* START Entries supplied *
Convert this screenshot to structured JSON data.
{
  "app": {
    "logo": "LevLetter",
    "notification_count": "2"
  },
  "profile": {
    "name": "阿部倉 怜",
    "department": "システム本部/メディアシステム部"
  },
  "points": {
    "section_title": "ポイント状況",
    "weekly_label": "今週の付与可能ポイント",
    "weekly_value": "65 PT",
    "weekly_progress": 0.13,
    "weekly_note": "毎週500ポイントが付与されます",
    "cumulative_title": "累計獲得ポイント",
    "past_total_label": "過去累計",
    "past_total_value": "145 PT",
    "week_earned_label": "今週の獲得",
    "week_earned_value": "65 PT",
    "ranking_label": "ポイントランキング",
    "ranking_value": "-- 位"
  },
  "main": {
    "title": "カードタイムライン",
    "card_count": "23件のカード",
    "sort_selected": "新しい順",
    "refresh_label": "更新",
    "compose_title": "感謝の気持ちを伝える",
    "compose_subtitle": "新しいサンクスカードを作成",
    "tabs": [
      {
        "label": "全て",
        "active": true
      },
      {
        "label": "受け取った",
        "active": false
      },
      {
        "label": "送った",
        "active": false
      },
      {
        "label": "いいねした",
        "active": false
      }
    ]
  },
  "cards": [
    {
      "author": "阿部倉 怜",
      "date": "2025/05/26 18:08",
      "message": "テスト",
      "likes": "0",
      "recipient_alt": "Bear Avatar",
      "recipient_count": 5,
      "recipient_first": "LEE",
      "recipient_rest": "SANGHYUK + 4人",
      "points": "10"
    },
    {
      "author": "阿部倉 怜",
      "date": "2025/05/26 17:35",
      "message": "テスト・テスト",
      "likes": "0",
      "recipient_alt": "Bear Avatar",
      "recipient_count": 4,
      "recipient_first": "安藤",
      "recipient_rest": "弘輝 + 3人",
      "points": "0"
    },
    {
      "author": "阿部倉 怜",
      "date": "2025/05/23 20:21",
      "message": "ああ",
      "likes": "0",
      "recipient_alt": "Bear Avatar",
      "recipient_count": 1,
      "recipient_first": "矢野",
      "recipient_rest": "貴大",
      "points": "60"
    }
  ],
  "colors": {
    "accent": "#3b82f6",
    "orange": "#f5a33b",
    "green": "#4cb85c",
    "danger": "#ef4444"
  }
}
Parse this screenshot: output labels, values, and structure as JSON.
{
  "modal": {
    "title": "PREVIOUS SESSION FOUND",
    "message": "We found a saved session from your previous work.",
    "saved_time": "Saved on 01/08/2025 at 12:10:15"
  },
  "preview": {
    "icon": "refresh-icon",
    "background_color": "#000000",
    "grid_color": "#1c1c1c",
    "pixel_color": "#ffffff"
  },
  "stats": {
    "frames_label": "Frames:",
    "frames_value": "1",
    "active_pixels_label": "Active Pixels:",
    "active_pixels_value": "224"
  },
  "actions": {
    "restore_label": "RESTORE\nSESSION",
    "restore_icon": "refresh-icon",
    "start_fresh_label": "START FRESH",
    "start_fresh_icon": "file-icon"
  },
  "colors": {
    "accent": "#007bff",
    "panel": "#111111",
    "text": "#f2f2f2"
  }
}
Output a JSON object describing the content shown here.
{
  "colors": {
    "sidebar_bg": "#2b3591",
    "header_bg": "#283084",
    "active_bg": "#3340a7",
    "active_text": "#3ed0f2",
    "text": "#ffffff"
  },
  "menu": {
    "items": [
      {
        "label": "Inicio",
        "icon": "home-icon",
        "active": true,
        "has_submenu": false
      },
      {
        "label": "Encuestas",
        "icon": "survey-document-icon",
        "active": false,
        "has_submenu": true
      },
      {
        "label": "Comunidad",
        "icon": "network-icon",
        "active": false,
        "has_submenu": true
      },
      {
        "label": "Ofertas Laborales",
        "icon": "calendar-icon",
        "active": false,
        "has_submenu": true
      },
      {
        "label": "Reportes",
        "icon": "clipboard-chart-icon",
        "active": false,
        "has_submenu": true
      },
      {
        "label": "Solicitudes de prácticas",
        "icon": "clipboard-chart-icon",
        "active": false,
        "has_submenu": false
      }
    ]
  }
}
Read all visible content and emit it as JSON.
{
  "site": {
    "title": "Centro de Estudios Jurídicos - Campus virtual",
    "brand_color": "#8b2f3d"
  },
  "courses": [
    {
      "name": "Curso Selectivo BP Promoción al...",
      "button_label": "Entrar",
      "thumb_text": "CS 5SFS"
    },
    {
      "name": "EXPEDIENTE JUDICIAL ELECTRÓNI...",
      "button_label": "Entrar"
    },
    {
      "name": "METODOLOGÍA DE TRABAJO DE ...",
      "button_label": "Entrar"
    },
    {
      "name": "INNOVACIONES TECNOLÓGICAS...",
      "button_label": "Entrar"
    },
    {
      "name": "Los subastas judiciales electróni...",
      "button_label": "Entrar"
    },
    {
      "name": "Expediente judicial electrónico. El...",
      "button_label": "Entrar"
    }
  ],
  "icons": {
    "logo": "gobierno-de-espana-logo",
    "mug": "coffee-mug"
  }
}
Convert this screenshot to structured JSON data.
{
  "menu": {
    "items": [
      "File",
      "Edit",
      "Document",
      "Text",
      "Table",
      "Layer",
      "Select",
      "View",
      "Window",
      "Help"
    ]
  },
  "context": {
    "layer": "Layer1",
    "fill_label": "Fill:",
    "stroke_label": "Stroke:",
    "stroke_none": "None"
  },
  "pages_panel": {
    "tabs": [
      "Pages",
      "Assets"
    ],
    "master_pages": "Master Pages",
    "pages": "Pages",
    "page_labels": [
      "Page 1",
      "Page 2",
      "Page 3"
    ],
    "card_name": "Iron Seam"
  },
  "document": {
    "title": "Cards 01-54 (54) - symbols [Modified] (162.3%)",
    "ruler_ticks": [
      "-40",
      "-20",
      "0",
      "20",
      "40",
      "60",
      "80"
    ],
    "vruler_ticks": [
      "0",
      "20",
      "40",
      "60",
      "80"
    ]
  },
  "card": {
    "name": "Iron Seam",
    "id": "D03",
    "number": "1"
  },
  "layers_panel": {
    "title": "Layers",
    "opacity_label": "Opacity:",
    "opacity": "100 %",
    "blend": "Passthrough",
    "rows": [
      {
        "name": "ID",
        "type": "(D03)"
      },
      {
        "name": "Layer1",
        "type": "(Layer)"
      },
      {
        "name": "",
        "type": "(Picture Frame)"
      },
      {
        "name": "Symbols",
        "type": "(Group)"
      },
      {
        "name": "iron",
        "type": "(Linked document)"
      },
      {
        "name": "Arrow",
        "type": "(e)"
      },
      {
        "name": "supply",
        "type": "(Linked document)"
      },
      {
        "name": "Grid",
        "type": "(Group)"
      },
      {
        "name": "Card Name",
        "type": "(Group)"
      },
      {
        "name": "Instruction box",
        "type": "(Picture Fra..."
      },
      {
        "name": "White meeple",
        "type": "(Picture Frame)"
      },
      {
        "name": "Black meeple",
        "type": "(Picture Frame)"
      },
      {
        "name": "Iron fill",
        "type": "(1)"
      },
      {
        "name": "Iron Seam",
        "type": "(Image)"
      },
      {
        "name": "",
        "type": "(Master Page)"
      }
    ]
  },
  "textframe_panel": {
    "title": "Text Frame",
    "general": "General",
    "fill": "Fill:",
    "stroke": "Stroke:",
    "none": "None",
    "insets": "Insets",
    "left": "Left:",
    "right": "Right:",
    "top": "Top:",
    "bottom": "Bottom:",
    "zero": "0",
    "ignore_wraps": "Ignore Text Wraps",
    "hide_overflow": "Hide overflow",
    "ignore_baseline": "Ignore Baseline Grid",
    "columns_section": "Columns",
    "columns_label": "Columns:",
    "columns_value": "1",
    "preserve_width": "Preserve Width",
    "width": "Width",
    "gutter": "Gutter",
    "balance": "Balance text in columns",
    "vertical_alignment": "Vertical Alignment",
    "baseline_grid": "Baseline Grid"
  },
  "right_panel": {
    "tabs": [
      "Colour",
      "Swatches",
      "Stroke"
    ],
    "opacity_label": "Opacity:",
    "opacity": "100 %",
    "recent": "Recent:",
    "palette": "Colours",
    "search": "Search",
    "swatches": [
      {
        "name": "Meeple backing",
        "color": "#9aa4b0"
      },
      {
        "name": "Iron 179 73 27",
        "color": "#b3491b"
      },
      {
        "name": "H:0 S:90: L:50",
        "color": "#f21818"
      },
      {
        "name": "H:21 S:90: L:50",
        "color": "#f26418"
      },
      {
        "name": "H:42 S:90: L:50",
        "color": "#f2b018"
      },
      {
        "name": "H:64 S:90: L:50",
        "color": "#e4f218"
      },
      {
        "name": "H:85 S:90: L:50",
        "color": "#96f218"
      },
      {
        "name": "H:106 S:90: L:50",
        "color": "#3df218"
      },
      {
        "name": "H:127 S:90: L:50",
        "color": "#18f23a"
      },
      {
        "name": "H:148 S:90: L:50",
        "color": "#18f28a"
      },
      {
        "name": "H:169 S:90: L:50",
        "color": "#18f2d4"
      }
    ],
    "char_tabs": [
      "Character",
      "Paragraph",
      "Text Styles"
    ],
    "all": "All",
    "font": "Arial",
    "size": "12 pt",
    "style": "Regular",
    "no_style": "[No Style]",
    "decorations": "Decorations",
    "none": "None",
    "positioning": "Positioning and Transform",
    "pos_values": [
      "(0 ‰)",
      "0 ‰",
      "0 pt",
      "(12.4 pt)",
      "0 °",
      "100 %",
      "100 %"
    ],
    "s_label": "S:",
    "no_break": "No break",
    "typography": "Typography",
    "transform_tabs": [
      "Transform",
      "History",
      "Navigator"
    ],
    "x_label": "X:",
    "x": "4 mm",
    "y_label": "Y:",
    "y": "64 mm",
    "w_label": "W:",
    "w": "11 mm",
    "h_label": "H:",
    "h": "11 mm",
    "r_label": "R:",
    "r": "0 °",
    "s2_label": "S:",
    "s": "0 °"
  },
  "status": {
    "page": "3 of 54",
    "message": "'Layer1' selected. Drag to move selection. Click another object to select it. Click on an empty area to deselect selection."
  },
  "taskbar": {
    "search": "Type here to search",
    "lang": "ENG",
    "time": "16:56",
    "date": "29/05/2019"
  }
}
* END Entries supplied *
**Stated goal**: Return each line with "Ignore".

**Exercise response**:
    "ignore_wraps": "Ignore Text Wraps",
    "ignore_baseline": "Ignore Baseline Grid",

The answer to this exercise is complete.